__REQUEST__
Your answer should be one number: how many lines of the records hold the string "name".

Source records:
══════════

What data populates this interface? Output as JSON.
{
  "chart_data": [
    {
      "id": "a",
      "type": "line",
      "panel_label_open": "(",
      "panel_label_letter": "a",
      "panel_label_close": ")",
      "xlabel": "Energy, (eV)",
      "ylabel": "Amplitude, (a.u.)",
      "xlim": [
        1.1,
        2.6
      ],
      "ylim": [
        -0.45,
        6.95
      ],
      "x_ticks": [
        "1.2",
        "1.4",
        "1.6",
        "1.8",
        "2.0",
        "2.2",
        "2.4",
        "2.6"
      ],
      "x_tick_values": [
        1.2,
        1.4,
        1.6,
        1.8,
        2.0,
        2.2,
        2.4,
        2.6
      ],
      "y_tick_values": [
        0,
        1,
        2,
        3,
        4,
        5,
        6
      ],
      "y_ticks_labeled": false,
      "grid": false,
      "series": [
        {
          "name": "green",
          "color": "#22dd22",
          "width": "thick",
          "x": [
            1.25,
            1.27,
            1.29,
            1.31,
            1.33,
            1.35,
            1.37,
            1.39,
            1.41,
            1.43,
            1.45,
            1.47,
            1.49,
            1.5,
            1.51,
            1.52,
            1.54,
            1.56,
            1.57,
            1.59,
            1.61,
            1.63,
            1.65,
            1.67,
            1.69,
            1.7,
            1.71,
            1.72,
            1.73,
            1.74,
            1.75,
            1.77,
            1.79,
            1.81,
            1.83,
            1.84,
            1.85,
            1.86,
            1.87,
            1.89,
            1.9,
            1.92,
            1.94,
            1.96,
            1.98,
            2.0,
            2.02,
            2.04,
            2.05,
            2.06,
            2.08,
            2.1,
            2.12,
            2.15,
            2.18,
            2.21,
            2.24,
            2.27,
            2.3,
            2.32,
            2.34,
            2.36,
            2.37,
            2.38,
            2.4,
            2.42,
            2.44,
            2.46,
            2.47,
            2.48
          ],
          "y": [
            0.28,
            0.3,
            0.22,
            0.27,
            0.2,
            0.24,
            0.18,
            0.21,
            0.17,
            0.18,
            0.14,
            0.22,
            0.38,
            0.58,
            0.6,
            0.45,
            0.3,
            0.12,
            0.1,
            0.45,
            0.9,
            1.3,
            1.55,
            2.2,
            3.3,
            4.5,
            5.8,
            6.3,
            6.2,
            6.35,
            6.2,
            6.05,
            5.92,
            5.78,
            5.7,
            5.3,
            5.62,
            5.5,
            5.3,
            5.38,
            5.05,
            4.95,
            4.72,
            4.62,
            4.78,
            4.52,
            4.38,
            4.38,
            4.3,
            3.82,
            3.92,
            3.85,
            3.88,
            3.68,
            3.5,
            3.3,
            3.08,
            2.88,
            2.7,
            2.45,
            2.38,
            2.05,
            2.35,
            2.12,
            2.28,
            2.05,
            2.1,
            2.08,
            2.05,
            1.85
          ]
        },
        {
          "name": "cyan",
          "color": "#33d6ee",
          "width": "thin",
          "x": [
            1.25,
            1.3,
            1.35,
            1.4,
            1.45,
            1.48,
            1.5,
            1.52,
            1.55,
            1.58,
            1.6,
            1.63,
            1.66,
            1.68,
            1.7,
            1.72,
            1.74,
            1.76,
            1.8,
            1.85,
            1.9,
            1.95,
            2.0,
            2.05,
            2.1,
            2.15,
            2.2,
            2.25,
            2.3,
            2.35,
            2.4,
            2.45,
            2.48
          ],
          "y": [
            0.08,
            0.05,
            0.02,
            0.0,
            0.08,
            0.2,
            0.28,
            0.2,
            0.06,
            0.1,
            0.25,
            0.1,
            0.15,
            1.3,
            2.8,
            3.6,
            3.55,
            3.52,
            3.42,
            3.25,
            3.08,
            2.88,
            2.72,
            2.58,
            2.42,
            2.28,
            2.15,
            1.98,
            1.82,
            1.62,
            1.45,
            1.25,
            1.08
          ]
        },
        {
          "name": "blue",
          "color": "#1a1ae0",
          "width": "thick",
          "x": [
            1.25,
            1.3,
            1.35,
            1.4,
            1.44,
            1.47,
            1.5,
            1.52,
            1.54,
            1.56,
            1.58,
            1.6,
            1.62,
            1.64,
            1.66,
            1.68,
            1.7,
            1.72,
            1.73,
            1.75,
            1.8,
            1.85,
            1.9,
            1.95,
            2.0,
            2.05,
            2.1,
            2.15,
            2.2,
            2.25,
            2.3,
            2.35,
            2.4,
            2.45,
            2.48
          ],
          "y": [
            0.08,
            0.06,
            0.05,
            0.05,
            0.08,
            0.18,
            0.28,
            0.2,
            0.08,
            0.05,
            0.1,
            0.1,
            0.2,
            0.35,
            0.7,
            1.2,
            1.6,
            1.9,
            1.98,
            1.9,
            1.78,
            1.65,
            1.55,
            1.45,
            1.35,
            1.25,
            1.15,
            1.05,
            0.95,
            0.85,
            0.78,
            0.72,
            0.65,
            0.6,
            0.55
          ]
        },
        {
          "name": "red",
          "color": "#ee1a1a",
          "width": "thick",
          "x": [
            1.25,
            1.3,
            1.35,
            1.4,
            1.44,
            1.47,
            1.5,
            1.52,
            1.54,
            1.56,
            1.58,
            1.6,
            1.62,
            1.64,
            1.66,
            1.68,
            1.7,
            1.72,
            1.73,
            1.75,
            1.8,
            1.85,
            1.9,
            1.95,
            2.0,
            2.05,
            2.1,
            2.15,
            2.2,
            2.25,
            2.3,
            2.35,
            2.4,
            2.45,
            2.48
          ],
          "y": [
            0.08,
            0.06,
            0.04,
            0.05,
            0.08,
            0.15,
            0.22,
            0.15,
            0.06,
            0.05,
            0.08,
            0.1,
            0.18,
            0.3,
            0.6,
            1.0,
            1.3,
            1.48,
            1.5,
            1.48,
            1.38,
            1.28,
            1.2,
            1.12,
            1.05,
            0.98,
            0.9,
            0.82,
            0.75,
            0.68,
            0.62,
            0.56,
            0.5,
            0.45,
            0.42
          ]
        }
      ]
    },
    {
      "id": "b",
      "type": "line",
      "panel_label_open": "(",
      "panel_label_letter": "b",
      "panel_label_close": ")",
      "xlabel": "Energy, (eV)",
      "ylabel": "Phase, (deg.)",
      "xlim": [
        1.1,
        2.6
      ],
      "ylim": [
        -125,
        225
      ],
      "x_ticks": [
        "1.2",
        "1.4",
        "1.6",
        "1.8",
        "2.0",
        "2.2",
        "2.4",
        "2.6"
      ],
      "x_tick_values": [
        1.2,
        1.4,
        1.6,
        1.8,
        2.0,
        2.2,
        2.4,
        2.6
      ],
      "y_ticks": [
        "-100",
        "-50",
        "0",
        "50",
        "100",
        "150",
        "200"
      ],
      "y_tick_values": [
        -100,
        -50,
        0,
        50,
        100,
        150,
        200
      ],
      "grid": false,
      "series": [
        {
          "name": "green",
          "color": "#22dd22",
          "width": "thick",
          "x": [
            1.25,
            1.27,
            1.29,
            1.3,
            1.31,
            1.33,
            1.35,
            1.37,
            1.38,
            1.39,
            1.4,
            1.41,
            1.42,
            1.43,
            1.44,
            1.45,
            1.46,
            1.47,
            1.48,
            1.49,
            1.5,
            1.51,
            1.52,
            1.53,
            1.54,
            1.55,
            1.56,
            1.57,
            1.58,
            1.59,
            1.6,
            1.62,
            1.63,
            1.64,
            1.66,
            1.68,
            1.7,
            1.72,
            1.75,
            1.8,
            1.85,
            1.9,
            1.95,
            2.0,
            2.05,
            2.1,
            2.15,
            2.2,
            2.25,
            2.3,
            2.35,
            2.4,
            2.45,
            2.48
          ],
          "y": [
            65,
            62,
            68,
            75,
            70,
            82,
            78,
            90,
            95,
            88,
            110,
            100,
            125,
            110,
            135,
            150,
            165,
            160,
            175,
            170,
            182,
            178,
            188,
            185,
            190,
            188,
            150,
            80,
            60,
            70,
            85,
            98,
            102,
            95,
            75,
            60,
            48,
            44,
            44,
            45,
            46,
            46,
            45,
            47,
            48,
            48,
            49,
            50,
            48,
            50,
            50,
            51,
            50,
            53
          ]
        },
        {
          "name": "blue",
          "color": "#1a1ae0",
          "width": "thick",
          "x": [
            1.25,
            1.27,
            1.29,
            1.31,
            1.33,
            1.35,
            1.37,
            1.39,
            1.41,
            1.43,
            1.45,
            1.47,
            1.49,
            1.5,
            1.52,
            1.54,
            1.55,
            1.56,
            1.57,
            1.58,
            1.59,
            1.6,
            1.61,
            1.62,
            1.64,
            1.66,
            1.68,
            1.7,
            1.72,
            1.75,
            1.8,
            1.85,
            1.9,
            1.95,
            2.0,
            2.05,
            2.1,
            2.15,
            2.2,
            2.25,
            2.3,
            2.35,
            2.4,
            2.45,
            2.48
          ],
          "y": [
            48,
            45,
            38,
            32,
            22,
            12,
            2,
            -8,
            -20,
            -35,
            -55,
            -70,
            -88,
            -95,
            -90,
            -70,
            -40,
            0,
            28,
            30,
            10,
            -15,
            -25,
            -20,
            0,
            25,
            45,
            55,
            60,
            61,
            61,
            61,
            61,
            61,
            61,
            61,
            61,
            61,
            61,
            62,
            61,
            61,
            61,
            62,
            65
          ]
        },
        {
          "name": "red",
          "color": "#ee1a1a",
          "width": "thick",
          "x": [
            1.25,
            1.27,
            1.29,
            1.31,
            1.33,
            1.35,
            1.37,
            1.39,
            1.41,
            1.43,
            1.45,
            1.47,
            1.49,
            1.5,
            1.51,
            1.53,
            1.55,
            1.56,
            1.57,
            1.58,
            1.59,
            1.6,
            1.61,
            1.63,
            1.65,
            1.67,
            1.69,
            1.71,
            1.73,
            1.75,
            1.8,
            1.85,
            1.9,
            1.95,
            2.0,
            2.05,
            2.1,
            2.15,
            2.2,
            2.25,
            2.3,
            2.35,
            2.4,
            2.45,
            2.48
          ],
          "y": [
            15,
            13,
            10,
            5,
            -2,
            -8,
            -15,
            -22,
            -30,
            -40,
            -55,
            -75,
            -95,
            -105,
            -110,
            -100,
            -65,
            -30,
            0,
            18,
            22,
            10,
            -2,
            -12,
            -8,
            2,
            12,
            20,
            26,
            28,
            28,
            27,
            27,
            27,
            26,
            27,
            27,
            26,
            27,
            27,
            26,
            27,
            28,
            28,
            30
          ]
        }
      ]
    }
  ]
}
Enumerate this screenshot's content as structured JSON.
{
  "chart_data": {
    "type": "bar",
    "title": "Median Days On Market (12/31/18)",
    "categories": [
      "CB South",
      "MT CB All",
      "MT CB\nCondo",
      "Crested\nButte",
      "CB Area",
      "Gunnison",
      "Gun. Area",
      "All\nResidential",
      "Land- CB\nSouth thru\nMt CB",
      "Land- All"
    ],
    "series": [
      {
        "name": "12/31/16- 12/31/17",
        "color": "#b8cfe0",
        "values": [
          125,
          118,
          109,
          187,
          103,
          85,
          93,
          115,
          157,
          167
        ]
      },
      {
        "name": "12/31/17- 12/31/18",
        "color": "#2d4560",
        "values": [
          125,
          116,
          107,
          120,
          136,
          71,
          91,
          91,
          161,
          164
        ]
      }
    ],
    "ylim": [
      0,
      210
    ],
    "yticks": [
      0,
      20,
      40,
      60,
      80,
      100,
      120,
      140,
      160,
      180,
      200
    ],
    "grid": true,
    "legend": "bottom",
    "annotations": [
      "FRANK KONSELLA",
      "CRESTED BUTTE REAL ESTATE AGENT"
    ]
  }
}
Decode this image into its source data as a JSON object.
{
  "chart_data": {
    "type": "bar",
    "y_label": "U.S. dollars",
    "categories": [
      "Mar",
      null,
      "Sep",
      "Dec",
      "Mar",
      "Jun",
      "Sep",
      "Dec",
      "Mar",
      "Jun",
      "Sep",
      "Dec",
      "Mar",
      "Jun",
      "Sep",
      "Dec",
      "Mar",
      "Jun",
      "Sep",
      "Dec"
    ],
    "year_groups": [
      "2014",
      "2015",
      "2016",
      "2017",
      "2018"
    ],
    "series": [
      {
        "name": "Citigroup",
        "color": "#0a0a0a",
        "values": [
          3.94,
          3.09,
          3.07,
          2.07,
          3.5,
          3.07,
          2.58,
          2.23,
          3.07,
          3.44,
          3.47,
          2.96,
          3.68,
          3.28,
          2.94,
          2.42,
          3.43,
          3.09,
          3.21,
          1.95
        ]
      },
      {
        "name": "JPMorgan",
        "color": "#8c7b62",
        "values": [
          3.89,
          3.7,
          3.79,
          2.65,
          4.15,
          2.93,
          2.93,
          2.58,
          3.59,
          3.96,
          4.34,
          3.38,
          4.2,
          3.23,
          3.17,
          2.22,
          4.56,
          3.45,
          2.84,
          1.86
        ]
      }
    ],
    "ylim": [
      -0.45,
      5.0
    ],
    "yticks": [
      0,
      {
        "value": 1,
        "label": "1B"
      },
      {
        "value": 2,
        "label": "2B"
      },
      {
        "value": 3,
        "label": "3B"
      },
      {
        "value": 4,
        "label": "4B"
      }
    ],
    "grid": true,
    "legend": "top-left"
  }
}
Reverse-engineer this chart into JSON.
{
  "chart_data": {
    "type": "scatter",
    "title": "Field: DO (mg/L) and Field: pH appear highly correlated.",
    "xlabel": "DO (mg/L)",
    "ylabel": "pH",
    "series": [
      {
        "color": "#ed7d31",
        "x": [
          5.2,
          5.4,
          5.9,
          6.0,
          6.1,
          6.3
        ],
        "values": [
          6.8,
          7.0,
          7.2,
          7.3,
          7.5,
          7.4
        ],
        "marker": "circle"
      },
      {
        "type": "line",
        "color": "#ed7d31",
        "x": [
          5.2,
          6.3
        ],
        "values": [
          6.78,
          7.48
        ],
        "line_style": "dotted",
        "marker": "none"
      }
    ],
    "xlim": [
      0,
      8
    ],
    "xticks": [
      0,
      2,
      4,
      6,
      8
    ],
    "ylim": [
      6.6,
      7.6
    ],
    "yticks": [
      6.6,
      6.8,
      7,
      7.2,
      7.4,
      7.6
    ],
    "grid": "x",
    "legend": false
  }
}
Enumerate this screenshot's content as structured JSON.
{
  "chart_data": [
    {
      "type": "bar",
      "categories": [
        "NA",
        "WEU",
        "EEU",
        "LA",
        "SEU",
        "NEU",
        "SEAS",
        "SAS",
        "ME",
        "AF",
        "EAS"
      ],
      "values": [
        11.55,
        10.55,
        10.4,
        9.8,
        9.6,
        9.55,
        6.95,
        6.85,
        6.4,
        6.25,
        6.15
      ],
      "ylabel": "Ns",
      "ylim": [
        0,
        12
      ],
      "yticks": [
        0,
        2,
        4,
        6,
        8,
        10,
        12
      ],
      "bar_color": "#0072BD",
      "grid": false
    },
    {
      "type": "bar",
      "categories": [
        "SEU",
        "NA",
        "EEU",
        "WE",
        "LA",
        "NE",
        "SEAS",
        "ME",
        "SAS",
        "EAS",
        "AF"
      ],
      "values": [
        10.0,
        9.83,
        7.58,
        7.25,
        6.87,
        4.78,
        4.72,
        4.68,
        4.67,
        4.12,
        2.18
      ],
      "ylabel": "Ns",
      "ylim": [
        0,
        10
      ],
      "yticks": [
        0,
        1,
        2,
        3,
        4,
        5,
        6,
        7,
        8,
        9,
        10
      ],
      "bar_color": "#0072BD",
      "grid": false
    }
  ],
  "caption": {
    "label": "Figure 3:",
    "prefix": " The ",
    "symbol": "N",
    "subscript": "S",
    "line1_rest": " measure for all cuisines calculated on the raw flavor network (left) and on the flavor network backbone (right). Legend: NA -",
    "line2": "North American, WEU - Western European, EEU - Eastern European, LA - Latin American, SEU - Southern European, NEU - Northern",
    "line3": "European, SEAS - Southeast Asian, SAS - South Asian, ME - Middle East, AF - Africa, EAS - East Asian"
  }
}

══════════

__SOLUTION TO THIS PROBLEM__
11